⟨
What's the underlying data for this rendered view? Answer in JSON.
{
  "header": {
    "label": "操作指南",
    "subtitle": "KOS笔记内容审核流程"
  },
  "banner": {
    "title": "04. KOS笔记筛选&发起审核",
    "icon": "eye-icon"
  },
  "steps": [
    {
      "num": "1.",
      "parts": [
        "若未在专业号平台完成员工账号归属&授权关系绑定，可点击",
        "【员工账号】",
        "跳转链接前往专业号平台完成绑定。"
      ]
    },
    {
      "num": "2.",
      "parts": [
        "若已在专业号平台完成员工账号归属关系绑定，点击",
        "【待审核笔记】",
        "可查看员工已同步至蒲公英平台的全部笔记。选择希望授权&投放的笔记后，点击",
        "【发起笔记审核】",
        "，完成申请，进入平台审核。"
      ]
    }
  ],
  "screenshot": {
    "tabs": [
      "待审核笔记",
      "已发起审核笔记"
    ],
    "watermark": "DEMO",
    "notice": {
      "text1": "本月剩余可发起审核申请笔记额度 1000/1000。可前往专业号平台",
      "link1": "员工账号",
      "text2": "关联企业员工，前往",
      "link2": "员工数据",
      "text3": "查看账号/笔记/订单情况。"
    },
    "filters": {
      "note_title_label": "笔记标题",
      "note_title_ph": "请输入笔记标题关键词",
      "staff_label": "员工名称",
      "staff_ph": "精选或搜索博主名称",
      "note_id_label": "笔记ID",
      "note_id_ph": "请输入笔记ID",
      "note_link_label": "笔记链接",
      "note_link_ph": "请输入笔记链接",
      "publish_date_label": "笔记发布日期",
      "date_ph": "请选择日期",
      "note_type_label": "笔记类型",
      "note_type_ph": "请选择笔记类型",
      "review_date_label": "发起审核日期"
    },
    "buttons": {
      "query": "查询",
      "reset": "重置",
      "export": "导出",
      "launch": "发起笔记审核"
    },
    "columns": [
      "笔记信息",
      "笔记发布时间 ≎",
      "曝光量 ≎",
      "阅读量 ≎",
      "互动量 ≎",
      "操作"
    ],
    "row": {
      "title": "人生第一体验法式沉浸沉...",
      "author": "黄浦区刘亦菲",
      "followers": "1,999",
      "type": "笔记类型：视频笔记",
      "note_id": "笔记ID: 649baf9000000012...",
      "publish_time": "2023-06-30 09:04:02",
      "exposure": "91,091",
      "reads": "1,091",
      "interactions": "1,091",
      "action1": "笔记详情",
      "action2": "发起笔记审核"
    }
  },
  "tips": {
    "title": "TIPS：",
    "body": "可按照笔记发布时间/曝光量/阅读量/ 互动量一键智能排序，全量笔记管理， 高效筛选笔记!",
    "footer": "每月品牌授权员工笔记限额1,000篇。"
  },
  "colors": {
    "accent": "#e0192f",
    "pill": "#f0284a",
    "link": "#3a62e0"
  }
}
⟩
▸ **Description of the task**:
Repeat the data verbatim.

▸ **Solution to the exercise**:
What's the underlying data for this rendered view? Answer in JSON.
{
  "header": {
    "label": "操作指南",
    "subtitle": "KOS笔记内容审核流程"
  },
  "banner": {
    "title": "04. KOS笔记筛选&发起审核",
    "icon": "eye-icon"
  },
  "steps": [
    {
      "num": "1.",
      "parts": [
        "若未在专业号平台完成员工账号归属&授权关系绑定，可点击",
        "【员工账号】",
        "跳转链接前往专业号平台完成绑定。"
      ]
    },
    {
      "num": "2.",
      "parts": [
        "若已在专业号平台完成员工账号归属关系绑定，点击",
        "【待审核笔记】",
        "可查看员工已同步至蒲公英平台的全部笔记。选择希望授权&投放的笔记后，点击",
        "【发起笔记审核】",
        "，完成申请，进入平台审核。"
      ]
    }
  ],
  "screenshot": {
    "tabs": [
      "待审核笔记",
      "已发起审核笔记"
    ],
    "watermark": "DEMO",
    "notice": {
      "text1": "本月剩余可发起审核申请笔记额度 1000/1000。可前往专业号平台",
      "link1": "员工账号",
      "text2": "关联企业员工，前往",
      "link2": "员工数据",
      "text3": "查看账号/笔记/订单情况。"
    },
    "filters": {
      "note_title_label": "笔记标题",
      "note_title_ph": "请输入笔记标题关键词",
      "staff_label": "员工名称",
      "staff_ph": "精选或搜索博主名称",
      "note_id_label": "笔记ID",
      "note_id_ph": "请输入笔记ID",
      "note_link_label": "笔记链接",
      "note_link_ph": "请输入笔记链接",
      "publish_date_label": "笔记发布日期",
      "date_ph": "请选择日期",
      "note_type_label": "笔记类型",
      "note_type_ph": "请选择笔记类型",
      "review_date_label": "发起审核日期"
    },
    "buttons": {
      "query": "查询",
      "reset": "重置",
      "export": "导出",
      "launch": "发起笔记审核"
    },
    "columns": [
      "笔记信息",
      "笔记发布时间 ≎",
      "曝光量 ≎",
      "阅读量 ≎",
      "互动量 ≎",
      "操作"
    ],
    "row": {
      "title": "人生第一体验法式沉浸沉...",
      "author": "黄浦区刘亦菲",
      "followers": "1,999",
      "type": "笔记类型：视频笔记",
      "note_id": "笔记ID: 649baf9000000012...",
      "publish_time": "2023-06-30 09:04:02",
      "exposure": "91,091",
      "reads": "1,091",
      "interactions": "1,091",
      "action1": "笔记详情",
      "action2": "发起笔记审核"
    }
  },
  "tips": {
    "title": "TIPS：",
    "body": "可按照笔记发布时间/曝光量/阅读量/ 互动量一键智能排序，全量笔记管理， 高效筛选笔记!",
    "footer": "每月品牌授权员工笔记限额1,000篇。"
  },
  "colors": {
    "accent": "#e0192f",
    "pill": "#f0284a",
    "link": "#3a62e0"
  }
}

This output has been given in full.